* Start *

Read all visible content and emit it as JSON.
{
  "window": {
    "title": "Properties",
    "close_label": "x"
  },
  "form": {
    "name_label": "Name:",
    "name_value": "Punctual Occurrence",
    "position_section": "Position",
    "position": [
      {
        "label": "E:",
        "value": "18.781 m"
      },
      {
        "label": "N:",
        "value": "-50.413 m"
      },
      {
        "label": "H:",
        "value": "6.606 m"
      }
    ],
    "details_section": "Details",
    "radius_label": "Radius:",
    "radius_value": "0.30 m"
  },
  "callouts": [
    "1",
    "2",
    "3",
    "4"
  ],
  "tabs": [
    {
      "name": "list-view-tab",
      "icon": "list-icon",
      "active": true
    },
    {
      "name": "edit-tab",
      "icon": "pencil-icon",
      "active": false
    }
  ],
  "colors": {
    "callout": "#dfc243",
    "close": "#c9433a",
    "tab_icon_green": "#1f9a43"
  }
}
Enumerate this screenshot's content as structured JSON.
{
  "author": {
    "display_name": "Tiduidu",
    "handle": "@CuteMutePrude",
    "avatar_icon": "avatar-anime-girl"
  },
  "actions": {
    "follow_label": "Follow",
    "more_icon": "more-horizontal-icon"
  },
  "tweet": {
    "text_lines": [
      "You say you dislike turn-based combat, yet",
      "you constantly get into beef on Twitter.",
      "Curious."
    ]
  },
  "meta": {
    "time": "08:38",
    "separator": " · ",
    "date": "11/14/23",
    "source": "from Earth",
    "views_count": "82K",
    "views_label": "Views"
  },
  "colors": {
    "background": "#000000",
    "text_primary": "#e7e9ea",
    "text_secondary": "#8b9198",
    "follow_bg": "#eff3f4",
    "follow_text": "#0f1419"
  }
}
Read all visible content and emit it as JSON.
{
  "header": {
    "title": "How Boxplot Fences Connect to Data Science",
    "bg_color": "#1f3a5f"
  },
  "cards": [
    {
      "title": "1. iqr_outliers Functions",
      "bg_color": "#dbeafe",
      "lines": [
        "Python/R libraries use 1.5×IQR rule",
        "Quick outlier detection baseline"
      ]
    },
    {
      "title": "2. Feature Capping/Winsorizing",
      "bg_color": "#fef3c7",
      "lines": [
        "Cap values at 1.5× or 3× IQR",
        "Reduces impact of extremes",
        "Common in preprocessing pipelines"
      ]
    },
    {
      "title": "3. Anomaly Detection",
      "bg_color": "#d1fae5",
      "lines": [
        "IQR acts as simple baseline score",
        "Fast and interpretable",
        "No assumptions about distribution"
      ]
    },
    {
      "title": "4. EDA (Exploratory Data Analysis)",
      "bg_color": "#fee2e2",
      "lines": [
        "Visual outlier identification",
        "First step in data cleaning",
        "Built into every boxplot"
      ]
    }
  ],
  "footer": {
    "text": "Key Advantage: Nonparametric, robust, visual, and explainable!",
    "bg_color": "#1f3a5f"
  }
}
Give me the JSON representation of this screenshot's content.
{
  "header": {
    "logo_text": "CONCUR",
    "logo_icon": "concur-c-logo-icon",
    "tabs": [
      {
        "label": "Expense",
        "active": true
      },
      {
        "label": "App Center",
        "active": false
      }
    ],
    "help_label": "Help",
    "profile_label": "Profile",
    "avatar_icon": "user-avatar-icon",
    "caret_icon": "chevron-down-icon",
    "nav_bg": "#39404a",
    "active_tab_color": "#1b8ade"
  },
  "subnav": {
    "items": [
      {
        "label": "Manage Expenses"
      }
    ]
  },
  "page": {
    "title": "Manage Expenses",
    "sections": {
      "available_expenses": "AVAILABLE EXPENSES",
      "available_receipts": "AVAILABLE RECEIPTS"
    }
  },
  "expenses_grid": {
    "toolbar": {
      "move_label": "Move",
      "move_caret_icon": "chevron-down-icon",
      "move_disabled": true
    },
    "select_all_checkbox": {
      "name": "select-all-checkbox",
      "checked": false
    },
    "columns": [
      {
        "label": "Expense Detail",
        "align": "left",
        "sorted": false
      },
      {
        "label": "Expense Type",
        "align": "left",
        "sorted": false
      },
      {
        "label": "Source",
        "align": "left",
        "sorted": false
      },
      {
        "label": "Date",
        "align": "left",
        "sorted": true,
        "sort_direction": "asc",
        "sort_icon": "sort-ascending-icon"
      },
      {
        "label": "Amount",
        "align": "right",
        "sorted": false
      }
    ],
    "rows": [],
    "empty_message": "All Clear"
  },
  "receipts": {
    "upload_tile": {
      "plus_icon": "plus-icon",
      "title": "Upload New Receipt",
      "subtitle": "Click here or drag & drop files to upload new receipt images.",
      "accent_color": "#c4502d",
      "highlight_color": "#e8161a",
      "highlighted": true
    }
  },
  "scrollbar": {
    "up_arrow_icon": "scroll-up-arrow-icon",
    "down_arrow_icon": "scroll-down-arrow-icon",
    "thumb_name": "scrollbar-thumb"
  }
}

* End *

* _WHAT THE EXERCISE ASKS_:
Copy all lines above containing the string "Manage".

* _EXERCISE RESULT_:
        "label": "Manage Expenses"
    "title": "Manage Expenses",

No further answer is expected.